TASK REQUIREMENTS
Only the number is wanted: how many lines in the data contain "Erythritol"?

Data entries
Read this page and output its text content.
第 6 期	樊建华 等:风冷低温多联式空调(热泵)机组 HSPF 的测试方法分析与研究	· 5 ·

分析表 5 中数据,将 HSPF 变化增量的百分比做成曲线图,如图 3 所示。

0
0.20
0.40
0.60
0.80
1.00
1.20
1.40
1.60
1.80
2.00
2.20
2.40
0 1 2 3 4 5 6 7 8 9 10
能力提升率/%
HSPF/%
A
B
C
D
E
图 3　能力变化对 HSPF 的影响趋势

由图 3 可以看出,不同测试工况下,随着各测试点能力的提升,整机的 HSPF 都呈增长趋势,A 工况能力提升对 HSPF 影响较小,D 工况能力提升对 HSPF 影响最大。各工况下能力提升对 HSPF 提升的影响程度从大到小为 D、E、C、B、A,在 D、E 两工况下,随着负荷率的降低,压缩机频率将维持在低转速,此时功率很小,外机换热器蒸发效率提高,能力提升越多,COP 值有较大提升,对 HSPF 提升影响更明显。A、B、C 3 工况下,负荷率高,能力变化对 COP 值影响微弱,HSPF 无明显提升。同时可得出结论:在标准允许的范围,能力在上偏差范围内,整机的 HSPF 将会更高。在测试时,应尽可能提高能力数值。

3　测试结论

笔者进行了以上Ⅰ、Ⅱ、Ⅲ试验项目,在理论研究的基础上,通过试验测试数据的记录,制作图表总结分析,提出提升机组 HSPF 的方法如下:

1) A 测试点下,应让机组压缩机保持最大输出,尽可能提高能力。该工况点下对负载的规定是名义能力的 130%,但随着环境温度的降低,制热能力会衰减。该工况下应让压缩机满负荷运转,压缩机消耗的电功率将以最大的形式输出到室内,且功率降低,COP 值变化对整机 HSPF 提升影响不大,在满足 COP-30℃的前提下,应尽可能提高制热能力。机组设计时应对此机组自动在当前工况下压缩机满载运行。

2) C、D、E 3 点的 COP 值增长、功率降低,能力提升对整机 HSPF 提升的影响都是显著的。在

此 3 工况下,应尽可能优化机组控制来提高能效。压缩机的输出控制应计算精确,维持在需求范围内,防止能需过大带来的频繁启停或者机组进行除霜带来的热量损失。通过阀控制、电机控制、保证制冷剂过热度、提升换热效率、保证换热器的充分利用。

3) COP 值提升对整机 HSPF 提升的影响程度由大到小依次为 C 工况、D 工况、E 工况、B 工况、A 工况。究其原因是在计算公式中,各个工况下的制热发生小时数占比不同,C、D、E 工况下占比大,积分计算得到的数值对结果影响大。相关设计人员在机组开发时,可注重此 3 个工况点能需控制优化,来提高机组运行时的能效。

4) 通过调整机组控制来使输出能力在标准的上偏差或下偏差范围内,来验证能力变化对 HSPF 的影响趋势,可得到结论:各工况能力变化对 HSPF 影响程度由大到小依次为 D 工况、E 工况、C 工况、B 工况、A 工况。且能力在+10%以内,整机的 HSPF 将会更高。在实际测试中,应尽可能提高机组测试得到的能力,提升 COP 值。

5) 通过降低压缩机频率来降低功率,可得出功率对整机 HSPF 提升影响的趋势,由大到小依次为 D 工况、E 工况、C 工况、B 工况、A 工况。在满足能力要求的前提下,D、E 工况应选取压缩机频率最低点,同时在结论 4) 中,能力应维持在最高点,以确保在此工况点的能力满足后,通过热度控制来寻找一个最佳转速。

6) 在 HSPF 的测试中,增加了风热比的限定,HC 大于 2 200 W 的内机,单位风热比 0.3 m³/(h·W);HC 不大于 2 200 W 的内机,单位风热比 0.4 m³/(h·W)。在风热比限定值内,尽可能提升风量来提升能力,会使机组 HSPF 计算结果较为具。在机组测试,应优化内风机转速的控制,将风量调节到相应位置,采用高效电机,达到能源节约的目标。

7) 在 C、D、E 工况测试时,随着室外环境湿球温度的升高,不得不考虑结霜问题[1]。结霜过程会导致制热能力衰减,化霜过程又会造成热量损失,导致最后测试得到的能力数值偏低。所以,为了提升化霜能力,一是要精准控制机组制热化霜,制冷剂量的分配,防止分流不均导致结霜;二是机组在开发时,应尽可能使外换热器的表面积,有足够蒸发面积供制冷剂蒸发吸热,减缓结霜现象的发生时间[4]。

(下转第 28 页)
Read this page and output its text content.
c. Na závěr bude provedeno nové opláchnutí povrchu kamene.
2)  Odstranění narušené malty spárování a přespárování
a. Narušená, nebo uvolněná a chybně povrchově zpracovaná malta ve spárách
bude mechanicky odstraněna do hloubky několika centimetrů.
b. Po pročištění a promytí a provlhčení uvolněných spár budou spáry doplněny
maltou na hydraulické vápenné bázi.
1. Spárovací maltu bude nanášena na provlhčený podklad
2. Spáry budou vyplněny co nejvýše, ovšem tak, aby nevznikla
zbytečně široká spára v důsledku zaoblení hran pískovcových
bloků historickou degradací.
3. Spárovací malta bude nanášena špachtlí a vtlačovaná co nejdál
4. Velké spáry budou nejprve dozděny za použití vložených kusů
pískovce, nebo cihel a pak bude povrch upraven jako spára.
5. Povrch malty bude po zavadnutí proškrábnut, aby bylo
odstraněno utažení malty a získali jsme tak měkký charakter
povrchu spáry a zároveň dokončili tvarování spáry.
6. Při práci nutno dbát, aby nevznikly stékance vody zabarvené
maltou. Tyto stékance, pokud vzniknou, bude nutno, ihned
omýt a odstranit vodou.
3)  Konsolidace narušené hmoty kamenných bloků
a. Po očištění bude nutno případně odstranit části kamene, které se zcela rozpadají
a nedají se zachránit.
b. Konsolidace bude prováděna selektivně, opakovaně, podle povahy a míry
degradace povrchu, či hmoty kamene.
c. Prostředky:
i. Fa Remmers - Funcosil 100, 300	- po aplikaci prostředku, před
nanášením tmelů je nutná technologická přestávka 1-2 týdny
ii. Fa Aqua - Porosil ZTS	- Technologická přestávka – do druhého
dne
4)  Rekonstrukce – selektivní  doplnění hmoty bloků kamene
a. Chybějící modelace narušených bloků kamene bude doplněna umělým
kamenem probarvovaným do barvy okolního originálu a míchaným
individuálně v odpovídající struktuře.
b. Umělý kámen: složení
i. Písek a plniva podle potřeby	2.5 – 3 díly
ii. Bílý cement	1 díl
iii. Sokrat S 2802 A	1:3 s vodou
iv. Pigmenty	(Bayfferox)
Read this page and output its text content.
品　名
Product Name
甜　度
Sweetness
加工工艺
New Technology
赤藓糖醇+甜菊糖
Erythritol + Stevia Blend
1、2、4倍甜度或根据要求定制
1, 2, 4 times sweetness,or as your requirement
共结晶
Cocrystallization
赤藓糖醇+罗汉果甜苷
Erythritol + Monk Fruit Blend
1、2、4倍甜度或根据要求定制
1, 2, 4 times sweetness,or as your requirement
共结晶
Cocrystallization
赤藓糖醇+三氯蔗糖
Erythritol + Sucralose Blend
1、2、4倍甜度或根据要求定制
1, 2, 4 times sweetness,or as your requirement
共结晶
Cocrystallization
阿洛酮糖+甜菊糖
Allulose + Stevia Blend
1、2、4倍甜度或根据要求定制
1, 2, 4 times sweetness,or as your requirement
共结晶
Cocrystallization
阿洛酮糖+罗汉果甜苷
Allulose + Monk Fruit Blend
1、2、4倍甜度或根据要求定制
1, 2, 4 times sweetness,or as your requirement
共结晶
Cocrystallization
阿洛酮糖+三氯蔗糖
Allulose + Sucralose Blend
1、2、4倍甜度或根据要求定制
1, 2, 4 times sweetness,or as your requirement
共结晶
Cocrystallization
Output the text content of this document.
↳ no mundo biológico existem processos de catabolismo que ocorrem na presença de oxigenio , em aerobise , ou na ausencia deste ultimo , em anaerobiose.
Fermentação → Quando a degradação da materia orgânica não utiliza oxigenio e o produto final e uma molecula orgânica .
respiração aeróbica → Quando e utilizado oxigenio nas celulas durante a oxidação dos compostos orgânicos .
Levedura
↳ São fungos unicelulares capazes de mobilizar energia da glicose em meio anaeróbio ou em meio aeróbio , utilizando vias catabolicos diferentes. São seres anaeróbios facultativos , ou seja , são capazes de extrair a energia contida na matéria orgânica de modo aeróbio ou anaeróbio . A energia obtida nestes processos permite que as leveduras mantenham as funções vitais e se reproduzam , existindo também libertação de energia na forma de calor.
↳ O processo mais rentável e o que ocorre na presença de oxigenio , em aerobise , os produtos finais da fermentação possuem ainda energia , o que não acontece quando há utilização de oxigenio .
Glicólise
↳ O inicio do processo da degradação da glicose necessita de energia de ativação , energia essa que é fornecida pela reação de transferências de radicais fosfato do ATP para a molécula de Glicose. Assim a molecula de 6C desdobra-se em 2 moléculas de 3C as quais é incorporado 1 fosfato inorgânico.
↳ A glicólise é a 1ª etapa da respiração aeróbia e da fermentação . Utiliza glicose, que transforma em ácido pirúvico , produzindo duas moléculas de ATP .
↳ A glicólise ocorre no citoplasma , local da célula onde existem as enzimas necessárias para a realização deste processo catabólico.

RESPONSE FOR THIS EXERCISE
3